● WORK INSTRUCTIONS
Quote all lines below exactly. Images stay out.

* BEGIN EXERCISE INPUTS *

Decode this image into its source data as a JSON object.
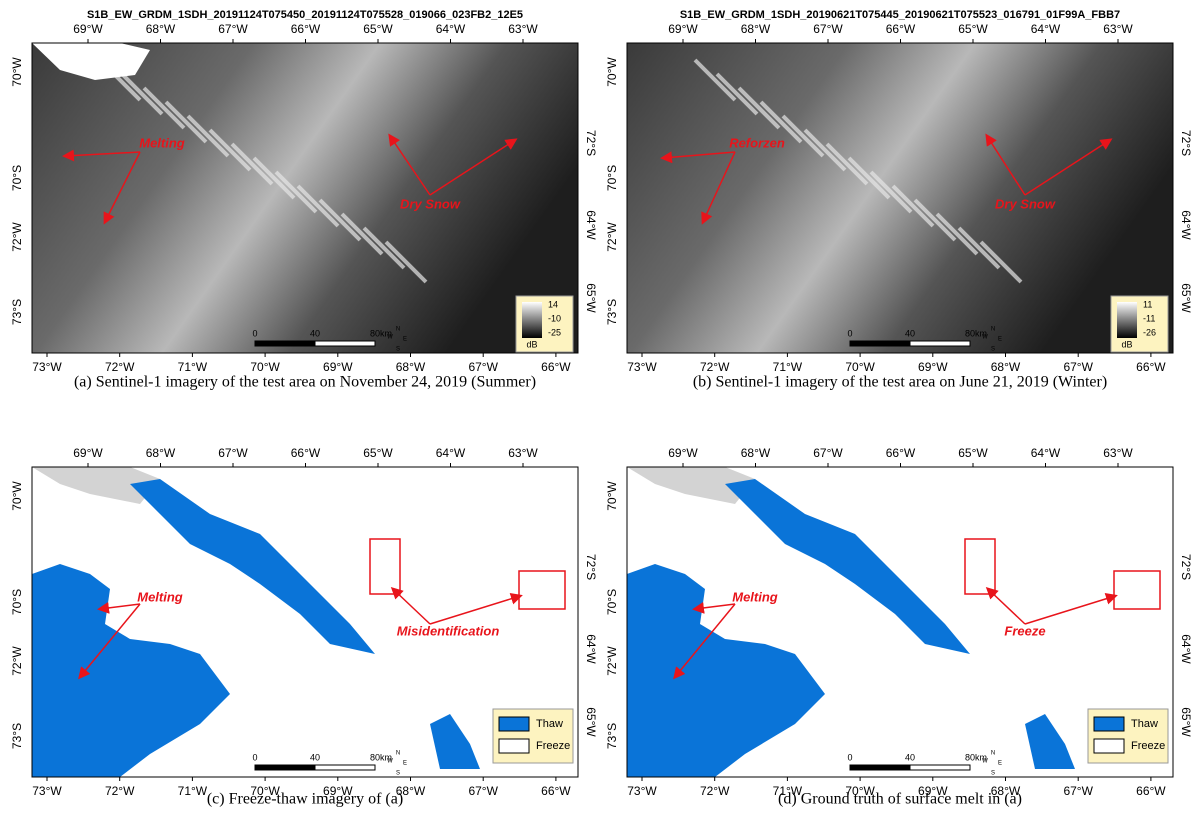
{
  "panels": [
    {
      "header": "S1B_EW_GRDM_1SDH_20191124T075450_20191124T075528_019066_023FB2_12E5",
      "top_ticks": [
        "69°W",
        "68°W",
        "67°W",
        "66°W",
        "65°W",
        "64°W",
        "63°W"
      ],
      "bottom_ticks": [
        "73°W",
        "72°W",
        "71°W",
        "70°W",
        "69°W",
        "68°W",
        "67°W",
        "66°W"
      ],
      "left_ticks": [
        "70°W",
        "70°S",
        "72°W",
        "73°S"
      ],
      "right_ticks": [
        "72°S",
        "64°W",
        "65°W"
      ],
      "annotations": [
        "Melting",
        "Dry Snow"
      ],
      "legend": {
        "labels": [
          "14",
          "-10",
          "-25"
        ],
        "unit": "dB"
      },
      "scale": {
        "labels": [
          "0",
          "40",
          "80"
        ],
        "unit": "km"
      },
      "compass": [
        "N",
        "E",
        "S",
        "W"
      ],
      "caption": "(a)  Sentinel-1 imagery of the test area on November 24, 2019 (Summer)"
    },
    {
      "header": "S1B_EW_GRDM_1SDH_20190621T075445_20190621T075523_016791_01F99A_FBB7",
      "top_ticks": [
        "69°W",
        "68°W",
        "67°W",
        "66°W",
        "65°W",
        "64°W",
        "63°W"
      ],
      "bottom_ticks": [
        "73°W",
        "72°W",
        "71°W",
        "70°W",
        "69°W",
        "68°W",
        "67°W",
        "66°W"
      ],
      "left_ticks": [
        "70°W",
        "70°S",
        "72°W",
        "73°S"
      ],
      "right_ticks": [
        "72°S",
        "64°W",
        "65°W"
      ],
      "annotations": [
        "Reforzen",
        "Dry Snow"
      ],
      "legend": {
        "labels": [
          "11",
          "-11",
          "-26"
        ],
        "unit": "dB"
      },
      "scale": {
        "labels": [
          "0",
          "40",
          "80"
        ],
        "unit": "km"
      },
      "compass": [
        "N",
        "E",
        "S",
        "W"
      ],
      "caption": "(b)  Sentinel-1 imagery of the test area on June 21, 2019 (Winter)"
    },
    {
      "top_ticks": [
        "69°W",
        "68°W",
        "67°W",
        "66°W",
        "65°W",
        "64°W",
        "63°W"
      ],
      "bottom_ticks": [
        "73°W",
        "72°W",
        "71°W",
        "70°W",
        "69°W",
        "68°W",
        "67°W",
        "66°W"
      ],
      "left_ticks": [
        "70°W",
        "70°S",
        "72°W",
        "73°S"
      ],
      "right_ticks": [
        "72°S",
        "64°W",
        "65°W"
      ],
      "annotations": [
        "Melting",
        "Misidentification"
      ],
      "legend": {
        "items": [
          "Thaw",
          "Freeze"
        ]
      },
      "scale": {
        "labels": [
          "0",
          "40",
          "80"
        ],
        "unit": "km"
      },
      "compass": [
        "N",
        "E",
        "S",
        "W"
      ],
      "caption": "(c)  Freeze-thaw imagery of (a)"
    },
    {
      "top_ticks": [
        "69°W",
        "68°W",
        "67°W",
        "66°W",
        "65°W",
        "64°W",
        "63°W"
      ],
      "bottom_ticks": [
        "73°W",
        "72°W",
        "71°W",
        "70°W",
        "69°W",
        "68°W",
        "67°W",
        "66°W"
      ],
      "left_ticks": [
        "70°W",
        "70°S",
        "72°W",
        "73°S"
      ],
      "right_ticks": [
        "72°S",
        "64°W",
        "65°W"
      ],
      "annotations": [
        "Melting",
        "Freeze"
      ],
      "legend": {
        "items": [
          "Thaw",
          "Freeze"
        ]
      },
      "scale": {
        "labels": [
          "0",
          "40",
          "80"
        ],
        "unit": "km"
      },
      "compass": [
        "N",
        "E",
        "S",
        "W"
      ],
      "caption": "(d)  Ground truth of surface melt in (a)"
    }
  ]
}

* END EXERCISE INPUTS *

● TASK RESULT
Decode this image into its source data as a JSON object.
{
  "panels": [
    {
      "header": "S1B_EW_GRDM_1SDH_20191124T075450_20191124T075528_019066_023FB2_12E5",
      "top_ticks": [
        "69°W",
        "68°W",
        "67°W",
        "66°W",
        "65°W",
        "64°W",
        "63°W"
      ],
      "bottom_ticks": [
        "73°W",
        "72°W",
        "71°W",
        "70°W",
        "69°W",
        "68°W",
        "67°W",
        "66°W"
      ],
      "left_ticks": [
        "70°W",
        "70°S",
        "72°W",
        "73°S"
      ],
      "right_ticks": [
        "72°S",
        "64°W",
        "65°W"
      ],
      "annotations": [
        "Melting",
        "Dry Snow"
      ],
      "legend": {
        "labels": [
          "14",
          "-10",
          "-25"
        ],
        "unit": "dB"
      },
      "scale": {
        "labels": [
          "0",
          "40",
          "80"
        ],
        "unit": "km"
      },
      "compass": [
        "N",
        "E",
        "S",
        "W"
      ],
      "caption": "(a)  Sentinel-1 imagery of the test area on November 24, 2019 (Summer)"
    },
    {
      "header": "S1B_EW_GRDM_1SDH_20190621T075445_20190621T075523_016791_01F99A_FBB7",
      "top_ticks": [
        "69°W",
        "68°W",
        "67°W",
        "66°W",
        "65°W",
        "64°W",
        "63°W"
      ],
      "bottom_ticks": [
        "73°W",
        "72°W",
        "71°W",
        "70°W",
        "69°W",
        "68°W",
        "67°W",
        "66°W"
      ],
      "left_ticks": [
        "70°W",
        "70°S",
        "72°W",
        "73°S"
      ],
      "right_ticks": [
        "72°S",
        "64°W",
        "65°W"
      ],
      "annotations": [
        "Reforzen",
        "Dry Snow"
      ],
      "legend": {
        "labels": [
          "11",
          "-11",
          "-26"
        ],
        "unit": "dB"
      },
      "scale": {
        "labels": [
          "0",
          "40",
          "80"
        ],
        "unit": "km"
      },
      "compass": [
        "N",
        "E",
        "S",
        "W"
      ],
      "caption": "(b)  Sentinel-1 imagery of the test area on June 21, 2019 (Winter)"
    },
    {
      "top_ticks": [
        "69°W",
        "68°W",
        "67°W",
        "66°W",
        "65°W",
        "64°W",
        "63°W"
      ],
      "bottom_ticks": [
        "73°W",
        "72°W",
        "71°W",
        "70°W",
        "69°W",
        "68°W",
        "67°W",
        "66°W"
      ],
      "left_ticks": [
        "70°W",
        "70°S",
        "72°W",
        "73°S"
      ],
      "right_ticks": [
        "72°S",
        "64°W",
        "65°W"
      ],
      "annotations": [
        "Melting",
        "Misidentification"
      ],
      "legend": {
        "items": [
          "Thaw",
          "Freeze"
        ]
      },
      "scale": {
        "labels": [
          "0",
          "40",
          "80"
        ],
        "unit": "km"
      },
      "compass": [
        "N",
        "E",
        "S",
        "W"
      ],
      "caption": "(c)  Freeze-thaw imagery of (a)"
    },
    {
      "top_ticks": [
        "69°W",
        "68°W",
        "67°W",
        "66°W",
        "65°W",
        "64°W",
        "63°W"
      ],
      "bottom_ticks": [
        "73°W",
        "72°W",
        "71°W",
        "70°W",
        "69°W",
        "68°W",
        "67°W",
        "66°W"
      ],
      "left_ticks": [
        "70°W",
        "70°S",
        "72°W",
        "73°S"
      ],
      "right_ticks": [
        "72°S",
        "64°W",
        "65°W"
      ],
      "annotations": [
        "Melting",
        "Freeze"
      ],
      "legend": {
        "items": [
          "Thaw",
          "Freeze"
        ]
      },
      "scale": {
        "labels": [
          "0",
          "40",
          "80"
        ],
        "unit": "km"
      },
      "compass": [
        "N",
        "E",
        "S",
        "W"
      ],
      "caption": "(d)  Ground truth of surface melt in (a)"
    }
  ]
}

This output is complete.